## WHAT IS REQUIRED
From the listing below, pull out every line where the string "this" appears.
----- LISTING
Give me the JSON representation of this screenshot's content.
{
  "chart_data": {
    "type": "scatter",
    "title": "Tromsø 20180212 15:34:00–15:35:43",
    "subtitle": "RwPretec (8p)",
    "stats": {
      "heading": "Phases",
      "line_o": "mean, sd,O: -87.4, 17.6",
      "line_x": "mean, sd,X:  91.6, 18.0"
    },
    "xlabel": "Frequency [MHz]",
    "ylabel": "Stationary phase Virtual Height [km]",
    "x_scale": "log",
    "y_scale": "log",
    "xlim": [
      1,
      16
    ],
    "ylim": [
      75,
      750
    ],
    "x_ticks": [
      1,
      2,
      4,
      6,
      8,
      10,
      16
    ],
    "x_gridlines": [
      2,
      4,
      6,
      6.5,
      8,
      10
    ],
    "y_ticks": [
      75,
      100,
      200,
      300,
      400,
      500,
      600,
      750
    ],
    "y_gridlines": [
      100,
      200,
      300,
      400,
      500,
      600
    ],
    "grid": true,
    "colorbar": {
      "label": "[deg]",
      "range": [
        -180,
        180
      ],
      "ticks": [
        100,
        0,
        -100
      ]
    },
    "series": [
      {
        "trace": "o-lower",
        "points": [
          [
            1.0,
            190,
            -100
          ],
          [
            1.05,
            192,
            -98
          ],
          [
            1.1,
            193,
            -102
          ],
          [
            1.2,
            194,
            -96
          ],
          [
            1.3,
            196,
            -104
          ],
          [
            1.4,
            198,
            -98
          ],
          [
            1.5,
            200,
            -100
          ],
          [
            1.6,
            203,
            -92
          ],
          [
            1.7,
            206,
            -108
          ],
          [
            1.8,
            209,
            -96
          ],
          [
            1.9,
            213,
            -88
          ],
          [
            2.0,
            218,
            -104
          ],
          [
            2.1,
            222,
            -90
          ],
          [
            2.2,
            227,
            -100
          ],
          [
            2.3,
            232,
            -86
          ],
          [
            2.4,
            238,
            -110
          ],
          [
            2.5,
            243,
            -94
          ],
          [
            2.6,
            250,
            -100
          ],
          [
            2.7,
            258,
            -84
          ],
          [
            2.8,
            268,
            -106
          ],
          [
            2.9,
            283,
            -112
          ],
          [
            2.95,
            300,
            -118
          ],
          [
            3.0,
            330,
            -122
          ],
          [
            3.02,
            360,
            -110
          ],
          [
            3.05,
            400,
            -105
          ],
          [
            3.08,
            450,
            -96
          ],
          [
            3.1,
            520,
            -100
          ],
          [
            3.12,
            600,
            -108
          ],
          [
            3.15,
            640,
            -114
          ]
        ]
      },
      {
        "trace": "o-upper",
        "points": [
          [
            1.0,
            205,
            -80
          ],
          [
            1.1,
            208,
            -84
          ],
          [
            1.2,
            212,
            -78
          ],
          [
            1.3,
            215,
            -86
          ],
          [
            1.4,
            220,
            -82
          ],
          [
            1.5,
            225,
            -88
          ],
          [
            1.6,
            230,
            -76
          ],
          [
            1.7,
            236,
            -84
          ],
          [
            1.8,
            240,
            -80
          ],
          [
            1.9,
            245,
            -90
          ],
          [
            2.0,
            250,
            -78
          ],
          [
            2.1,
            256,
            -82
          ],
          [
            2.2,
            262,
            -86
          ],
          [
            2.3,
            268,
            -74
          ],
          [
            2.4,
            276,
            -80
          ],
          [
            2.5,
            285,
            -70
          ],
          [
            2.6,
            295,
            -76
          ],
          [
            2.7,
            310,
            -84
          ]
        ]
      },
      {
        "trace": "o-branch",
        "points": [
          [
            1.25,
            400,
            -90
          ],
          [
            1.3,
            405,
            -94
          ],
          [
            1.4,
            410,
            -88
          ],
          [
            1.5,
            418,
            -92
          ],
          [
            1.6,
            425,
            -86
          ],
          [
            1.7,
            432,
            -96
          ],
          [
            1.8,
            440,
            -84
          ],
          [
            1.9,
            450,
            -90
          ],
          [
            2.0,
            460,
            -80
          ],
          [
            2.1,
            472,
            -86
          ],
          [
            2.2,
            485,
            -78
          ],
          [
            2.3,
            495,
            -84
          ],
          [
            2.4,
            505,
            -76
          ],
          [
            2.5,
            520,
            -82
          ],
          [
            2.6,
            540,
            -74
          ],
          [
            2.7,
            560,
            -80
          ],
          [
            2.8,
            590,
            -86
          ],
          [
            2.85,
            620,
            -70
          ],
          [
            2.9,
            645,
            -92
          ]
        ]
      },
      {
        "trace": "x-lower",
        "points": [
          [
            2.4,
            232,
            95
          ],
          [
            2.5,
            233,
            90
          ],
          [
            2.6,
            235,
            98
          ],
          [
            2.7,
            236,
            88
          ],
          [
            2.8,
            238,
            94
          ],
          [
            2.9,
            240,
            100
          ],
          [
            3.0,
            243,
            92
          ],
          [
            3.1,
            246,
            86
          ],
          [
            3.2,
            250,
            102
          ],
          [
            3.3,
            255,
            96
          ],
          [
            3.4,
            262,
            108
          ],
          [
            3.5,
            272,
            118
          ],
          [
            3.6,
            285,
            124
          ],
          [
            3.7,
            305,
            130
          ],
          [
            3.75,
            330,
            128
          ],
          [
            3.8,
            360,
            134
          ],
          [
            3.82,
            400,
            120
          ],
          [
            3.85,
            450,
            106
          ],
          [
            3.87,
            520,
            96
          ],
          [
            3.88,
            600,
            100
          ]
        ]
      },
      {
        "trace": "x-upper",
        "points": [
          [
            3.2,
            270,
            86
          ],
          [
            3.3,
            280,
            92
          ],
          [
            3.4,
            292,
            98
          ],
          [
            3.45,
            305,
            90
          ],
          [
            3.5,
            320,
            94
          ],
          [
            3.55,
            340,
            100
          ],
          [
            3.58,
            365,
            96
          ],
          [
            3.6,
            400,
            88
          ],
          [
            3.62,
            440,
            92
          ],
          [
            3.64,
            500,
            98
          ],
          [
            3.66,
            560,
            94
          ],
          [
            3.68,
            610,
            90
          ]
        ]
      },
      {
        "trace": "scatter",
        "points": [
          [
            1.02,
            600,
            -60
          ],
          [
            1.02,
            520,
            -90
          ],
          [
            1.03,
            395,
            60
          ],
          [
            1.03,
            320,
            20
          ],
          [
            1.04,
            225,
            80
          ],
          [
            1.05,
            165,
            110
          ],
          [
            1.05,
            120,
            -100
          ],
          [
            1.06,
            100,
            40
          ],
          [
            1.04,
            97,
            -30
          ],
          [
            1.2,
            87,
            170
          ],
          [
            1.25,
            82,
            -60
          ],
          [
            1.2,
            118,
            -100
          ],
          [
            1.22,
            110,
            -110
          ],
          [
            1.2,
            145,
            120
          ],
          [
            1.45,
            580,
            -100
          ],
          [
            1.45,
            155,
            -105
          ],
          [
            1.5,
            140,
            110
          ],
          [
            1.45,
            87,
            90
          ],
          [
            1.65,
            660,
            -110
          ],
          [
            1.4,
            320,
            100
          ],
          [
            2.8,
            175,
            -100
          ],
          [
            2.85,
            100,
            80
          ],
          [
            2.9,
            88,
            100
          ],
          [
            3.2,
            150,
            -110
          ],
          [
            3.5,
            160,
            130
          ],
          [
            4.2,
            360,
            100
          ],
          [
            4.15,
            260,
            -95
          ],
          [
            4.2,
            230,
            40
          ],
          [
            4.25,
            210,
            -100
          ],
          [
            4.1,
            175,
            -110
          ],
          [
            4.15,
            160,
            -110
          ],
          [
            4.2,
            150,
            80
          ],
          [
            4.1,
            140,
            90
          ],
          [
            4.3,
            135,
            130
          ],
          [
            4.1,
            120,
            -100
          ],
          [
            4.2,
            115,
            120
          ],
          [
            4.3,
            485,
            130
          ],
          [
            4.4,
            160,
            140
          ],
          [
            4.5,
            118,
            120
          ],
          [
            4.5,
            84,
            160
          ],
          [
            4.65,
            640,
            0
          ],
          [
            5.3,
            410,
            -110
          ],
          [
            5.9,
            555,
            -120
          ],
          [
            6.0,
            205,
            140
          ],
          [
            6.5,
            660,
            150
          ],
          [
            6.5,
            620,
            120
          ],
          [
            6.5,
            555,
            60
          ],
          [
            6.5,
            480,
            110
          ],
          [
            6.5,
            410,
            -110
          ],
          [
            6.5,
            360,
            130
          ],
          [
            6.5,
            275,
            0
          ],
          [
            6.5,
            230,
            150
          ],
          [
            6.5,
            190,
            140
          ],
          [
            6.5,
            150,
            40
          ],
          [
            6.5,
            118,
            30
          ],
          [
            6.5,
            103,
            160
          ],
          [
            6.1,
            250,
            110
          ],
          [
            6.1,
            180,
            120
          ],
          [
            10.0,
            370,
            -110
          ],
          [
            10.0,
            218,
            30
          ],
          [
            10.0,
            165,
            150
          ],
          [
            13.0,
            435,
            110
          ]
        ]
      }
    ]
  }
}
----------
----- LISTING
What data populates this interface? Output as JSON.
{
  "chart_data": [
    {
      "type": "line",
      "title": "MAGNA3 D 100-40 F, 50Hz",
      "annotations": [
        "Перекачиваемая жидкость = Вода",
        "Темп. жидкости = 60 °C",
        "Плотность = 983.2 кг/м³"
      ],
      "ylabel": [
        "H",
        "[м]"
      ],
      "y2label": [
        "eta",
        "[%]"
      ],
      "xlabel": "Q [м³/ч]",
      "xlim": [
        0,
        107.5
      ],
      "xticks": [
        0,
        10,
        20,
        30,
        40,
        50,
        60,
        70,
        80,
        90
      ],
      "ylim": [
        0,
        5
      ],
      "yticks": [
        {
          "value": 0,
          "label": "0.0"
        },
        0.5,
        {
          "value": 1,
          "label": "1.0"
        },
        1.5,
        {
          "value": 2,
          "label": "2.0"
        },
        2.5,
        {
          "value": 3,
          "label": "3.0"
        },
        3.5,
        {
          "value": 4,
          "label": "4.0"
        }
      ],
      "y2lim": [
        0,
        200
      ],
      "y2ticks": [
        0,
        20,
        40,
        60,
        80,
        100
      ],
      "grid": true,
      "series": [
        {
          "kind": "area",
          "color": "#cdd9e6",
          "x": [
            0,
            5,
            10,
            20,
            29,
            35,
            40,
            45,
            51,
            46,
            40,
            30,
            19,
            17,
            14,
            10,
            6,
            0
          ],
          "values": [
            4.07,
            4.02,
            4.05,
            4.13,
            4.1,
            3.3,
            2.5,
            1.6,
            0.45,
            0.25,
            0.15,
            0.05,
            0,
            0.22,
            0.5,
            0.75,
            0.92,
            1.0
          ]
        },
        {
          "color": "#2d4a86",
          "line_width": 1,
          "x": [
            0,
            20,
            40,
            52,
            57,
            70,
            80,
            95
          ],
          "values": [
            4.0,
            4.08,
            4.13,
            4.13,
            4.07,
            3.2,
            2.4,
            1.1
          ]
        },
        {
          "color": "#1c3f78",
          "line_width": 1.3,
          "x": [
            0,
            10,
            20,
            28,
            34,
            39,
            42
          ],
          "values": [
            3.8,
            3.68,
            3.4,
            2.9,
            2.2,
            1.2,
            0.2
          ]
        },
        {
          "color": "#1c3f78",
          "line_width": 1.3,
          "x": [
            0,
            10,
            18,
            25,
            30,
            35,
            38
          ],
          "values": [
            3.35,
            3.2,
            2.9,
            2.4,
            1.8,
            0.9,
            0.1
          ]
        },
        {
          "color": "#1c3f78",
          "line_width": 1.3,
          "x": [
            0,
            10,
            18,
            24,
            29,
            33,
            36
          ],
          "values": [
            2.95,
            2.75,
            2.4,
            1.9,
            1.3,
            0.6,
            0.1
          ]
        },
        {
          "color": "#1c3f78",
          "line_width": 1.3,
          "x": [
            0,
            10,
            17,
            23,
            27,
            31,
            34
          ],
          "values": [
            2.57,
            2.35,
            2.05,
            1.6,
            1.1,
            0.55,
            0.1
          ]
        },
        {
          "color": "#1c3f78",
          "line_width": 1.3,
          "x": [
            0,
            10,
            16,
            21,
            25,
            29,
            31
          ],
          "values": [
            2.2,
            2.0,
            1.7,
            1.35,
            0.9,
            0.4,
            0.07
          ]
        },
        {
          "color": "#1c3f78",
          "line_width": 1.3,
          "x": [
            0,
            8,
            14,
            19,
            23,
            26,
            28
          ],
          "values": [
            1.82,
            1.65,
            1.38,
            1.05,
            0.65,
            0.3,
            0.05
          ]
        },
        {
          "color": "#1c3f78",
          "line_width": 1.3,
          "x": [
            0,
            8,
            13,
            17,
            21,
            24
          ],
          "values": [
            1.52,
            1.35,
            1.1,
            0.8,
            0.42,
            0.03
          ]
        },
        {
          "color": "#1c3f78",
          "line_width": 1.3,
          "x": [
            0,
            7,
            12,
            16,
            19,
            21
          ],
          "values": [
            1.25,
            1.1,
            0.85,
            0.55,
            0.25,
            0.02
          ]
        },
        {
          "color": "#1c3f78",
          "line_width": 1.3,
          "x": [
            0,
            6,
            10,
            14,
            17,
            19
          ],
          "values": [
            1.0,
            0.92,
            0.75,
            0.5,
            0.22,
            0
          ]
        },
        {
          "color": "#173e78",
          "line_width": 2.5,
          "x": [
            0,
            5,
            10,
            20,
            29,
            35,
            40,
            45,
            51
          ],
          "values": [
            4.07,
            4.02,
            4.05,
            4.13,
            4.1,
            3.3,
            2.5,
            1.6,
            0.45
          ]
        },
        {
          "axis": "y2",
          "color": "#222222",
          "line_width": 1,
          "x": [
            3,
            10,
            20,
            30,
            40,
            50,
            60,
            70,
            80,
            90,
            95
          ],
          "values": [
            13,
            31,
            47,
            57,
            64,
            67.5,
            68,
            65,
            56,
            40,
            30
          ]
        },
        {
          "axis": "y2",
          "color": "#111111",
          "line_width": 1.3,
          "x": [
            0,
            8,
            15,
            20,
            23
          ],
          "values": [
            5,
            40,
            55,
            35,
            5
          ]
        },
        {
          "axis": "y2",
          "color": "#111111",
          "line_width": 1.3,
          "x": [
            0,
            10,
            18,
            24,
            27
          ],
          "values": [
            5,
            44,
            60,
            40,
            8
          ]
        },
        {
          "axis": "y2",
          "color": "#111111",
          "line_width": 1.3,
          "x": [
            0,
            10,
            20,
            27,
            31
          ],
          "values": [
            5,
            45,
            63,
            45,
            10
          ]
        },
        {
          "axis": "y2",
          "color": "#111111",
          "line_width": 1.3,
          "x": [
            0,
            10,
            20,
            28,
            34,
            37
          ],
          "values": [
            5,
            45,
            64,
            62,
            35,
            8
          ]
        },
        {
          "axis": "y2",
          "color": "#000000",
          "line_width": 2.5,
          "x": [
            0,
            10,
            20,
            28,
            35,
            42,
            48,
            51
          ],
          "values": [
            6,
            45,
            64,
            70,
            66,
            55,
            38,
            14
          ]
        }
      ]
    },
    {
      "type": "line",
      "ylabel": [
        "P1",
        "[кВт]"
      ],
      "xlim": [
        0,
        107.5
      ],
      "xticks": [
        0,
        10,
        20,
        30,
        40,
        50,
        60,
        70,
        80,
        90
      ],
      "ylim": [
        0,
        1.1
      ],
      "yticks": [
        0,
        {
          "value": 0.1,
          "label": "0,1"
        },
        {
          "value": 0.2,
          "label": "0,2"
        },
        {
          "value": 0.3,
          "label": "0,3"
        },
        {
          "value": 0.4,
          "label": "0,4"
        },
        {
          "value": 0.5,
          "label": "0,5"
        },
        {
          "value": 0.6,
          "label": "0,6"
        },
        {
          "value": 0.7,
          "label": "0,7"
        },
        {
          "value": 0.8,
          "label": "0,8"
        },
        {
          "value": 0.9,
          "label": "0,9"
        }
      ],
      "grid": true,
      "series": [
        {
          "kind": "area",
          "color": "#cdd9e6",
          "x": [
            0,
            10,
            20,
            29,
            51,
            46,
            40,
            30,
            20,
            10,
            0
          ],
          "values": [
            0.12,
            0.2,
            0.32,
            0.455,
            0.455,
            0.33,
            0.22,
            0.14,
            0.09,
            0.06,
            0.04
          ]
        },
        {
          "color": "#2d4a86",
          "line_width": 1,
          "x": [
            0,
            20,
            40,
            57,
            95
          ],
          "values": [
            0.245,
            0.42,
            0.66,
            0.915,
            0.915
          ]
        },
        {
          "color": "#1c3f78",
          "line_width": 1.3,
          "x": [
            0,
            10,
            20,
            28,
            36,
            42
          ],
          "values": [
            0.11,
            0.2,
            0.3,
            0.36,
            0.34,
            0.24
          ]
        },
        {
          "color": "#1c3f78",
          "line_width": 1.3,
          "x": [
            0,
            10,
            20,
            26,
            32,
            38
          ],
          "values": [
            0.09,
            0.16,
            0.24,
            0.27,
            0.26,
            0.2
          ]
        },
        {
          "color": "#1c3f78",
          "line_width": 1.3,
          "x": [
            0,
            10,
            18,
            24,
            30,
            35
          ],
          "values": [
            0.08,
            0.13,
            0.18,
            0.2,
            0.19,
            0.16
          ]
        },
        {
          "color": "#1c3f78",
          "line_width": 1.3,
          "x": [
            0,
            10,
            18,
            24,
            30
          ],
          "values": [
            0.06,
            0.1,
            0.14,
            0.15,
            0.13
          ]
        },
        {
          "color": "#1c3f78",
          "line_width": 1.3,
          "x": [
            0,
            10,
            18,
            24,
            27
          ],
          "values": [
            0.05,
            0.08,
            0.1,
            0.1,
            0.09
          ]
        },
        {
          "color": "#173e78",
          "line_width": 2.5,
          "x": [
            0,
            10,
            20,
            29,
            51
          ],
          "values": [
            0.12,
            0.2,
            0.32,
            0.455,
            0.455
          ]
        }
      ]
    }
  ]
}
----------
## FINAL RESULT
Give me the JSON representation of this screenshot's content.
What data populates this interface? Output as JSON.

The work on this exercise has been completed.